- [AIM OF THE TASK]: From the data that follows, copy every line holding the string "main".

- [Saved data entries]:
[START]

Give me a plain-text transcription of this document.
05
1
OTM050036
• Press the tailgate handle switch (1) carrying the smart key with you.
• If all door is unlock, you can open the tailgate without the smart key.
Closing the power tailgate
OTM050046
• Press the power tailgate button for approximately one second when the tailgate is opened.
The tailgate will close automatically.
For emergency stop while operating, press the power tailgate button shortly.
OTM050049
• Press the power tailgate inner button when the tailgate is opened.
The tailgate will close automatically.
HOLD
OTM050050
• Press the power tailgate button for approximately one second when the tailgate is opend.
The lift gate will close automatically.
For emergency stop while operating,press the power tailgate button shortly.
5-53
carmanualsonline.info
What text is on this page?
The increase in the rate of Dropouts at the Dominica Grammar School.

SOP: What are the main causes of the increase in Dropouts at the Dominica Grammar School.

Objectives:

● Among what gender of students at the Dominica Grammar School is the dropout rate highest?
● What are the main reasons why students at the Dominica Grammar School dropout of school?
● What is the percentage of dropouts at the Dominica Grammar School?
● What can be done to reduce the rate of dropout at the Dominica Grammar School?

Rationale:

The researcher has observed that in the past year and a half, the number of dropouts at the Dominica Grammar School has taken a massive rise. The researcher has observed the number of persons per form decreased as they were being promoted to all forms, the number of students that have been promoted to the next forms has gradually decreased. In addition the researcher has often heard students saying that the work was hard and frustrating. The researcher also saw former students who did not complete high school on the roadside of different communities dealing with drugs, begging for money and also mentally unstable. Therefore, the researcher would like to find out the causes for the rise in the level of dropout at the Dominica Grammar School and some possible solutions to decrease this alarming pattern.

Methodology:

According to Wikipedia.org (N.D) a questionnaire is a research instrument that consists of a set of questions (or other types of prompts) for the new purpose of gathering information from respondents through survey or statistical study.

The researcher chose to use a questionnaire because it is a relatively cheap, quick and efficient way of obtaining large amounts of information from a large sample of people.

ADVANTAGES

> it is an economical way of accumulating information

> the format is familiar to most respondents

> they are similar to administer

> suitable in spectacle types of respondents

[END]

- [ANSWER TO THIS PROBLEM]:
SOP: What are the main causes of the increase in Dropouts at the Dominica Grammar School.
● What are the main reasons why students at the Dominica Grammar School dropout of school?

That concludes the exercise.